*** Opening PASSAGE PROVIDED ***

Clinical Integration may be a smart addition to employing physicians. But how does a hospital/system start; where does it begin?
Last week we wrote about the advantages and characteristics of a clinically integrated network. Today we focus on how to build one. Again, our source is the Healthcare Financial Management Association’s report, Taking Smart Steps Toward Clinical Integration in Health Care.
Building an effective clinically integrated network to complement a hospital/health system’s employed physicians involves the following steps:
Establish the operating model and implementation timeline. Establish a team to manage, monitor and optimize the clinically integrated network including a core group to align internal clinical and business leadership. Key areas of engagement and questions to ask include:
- Business Development: How will creating a clinically integrated network affect previously planned development initiatives?
- Physician Enterprise: What role will the clinical leaders and functions of the employed physician group(s) play?
- Finance: Will the capital budget allow for the necessary investments, or will funding approval require a mid-cycle process?

*** Closing PASSAGE PROVIDED ***
*** Opening DATA UNDER STUDY ***

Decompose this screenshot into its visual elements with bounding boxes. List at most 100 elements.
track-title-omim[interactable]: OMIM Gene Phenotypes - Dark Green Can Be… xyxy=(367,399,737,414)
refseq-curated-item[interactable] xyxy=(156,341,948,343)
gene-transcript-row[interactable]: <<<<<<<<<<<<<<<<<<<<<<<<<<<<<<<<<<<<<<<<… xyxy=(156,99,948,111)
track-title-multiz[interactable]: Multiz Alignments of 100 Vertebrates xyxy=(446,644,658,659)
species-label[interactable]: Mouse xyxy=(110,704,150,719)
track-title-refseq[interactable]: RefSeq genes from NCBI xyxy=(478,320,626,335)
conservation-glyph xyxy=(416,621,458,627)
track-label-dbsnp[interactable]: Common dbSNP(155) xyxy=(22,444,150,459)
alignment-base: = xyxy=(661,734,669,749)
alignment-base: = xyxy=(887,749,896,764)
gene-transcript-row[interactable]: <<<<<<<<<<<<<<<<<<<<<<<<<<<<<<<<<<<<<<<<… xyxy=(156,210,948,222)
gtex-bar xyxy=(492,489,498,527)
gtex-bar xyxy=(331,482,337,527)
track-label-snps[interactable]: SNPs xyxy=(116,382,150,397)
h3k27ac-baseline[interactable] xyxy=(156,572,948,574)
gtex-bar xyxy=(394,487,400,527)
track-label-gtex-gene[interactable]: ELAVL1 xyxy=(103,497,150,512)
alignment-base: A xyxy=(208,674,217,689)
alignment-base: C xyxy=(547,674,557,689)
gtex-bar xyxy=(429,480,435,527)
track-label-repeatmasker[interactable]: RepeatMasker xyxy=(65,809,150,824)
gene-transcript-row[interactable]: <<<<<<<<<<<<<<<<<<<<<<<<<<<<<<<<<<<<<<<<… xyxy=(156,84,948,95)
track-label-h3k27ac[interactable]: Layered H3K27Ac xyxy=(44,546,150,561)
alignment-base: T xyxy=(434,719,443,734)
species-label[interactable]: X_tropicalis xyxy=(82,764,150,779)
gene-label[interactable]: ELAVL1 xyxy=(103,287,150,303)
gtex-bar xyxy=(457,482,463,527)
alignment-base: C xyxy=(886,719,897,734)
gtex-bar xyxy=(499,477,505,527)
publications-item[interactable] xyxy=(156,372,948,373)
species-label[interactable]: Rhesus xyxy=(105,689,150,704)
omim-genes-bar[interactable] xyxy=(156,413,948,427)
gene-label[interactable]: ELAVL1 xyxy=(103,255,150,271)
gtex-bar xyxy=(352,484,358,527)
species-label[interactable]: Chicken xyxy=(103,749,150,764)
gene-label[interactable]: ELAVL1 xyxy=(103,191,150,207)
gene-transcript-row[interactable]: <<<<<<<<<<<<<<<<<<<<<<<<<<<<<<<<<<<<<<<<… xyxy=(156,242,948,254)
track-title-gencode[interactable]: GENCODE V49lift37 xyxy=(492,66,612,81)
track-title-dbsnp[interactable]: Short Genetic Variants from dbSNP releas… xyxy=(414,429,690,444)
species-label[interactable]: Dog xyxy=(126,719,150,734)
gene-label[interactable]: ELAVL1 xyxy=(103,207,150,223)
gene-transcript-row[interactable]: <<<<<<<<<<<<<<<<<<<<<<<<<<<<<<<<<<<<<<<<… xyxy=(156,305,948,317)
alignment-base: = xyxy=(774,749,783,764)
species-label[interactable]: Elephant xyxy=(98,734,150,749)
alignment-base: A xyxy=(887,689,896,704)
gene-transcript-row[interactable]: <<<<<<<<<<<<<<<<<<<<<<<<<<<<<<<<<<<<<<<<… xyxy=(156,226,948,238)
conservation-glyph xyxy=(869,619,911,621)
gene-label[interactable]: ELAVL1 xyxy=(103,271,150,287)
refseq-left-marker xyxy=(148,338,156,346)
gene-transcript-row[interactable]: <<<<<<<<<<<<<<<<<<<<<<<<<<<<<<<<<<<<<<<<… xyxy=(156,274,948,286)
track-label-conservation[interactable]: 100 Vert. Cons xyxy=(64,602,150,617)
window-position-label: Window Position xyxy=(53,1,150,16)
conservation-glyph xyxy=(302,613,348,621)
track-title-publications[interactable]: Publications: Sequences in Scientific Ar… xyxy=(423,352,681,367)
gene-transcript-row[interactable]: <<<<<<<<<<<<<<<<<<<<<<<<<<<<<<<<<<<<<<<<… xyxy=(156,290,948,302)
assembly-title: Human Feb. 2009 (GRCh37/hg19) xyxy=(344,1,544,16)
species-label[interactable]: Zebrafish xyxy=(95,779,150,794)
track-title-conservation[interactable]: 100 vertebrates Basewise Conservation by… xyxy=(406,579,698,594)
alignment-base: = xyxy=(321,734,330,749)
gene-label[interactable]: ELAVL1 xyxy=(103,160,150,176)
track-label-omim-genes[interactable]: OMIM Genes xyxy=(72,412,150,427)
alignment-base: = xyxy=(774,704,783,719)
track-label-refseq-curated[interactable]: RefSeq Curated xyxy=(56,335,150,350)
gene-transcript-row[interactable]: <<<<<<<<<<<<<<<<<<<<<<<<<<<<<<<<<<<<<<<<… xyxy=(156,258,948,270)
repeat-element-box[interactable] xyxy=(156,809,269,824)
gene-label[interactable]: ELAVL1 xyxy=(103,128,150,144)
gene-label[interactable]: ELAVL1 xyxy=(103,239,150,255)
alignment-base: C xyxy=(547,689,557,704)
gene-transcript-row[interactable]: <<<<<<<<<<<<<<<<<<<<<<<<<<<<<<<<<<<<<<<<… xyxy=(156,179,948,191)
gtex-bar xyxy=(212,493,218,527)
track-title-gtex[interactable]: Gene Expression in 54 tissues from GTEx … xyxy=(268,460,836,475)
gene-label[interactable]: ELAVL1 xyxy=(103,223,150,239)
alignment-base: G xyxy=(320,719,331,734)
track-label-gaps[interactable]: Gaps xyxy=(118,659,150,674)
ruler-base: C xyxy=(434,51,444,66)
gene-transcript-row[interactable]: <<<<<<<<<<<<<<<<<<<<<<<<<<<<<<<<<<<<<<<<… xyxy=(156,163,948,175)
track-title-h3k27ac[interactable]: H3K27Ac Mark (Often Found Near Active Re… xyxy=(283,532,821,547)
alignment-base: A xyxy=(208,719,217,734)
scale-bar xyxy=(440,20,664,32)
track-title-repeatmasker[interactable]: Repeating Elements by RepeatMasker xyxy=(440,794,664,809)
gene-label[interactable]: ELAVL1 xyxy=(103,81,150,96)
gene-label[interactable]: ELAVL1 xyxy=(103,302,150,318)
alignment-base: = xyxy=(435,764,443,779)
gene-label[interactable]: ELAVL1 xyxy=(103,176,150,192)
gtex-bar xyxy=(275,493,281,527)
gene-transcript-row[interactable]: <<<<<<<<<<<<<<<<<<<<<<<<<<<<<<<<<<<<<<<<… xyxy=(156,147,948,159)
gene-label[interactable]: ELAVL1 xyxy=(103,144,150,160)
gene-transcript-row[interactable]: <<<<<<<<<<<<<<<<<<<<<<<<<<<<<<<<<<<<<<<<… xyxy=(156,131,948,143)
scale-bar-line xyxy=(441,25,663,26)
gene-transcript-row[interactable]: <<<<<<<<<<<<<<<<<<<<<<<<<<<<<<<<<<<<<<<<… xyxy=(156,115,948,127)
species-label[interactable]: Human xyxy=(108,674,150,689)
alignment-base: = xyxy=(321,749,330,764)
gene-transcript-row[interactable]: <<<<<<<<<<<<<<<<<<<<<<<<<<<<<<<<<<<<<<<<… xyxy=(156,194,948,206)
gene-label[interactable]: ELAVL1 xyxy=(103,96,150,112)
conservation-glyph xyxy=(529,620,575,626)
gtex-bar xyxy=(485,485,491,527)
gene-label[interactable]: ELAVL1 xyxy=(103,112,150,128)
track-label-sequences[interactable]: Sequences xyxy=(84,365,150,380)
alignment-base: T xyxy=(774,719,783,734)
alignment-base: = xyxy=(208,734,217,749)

*** Closing DATA UNDER STUDY ***

PROBLEMS TO WORK ON:
- a) Return the wording of the clinical integration text, starting with "Clinical Integration may" and going on through "in Health Care.".
- b) Decide whether each statement agrees with the clinical integration text. For each, answer yes or no and quote the words from the text that settle it. (i) The report the piece relies on comes from the Healthcare Financial Management Association. (ii) This piece sets out the advantages of a clinically integrated network. (iii) Under Finance, one question is whether the capital budget will allow for the necessary investments.

PER-TASK OUTPUTS:
- a)
Clinical Integration may be a smart addition to employing physicians. But how does a hospital/system start; where does it begin?
Last week we wrote about the advantages and characteristics of a clinically integrated network. Today we focus on how to build one. Again, our source is the Healthcare Financial Management Association’s report, Taking Smart Steps Toward Clinical Integration in Health Care.

- b)
(i) Yes: "our source is the Healthcare Financial Management Association’s report, Taking Smart Steps Toward Clinical Integration in Health Care."
(ii) No: "Last week we wrote about the advantages and characteristics of a clinically integrated network. Today we focus on how to build one."
(iii) Yes: "Will the capital budget allow for the necessary investments, or will funding approval require a mid-cycle process?"